Start SUPPLIED MATERIAL
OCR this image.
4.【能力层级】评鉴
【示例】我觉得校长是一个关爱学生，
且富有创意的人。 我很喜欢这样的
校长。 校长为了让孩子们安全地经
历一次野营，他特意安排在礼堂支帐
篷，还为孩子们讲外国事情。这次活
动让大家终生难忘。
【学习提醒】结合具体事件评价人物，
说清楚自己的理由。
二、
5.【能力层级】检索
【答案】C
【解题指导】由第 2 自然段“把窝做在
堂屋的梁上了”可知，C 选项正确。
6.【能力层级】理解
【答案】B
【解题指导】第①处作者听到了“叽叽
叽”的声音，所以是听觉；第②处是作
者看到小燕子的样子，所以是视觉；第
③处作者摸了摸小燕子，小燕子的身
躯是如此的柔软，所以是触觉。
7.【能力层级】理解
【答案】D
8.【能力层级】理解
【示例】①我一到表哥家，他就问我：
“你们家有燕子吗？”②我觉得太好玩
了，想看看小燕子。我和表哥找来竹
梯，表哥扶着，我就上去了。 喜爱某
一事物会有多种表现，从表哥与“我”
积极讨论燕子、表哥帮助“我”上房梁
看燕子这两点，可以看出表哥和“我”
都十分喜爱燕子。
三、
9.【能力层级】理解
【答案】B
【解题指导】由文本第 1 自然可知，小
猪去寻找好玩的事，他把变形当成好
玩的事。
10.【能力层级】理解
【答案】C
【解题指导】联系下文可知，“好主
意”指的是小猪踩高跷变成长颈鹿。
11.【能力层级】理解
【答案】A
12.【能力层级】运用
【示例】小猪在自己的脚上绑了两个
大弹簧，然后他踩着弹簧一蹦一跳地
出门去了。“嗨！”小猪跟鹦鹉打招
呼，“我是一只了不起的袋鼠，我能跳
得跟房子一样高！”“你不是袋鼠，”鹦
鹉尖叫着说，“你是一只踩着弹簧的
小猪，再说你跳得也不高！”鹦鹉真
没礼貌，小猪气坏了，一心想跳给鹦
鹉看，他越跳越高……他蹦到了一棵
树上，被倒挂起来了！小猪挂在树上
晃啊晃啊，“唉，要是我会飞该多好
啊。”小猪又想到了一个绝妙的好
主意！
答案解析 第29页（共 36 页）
End SUPPLIED MATERIAL
**SET EXERCISE**. Using the listing above, show each line holding the string "能力层级".

**RESULT OF THIS EXERCISE**.
4.【能力层级】评鉴
5.【能力层级】检索
6.【能力层级】理解
7.【能力层级】理解
8.【能力层级】理解
9.【能力层级】理解
10.【能力层级】理解
11.【能力层级】理解
12.【能力层级】运用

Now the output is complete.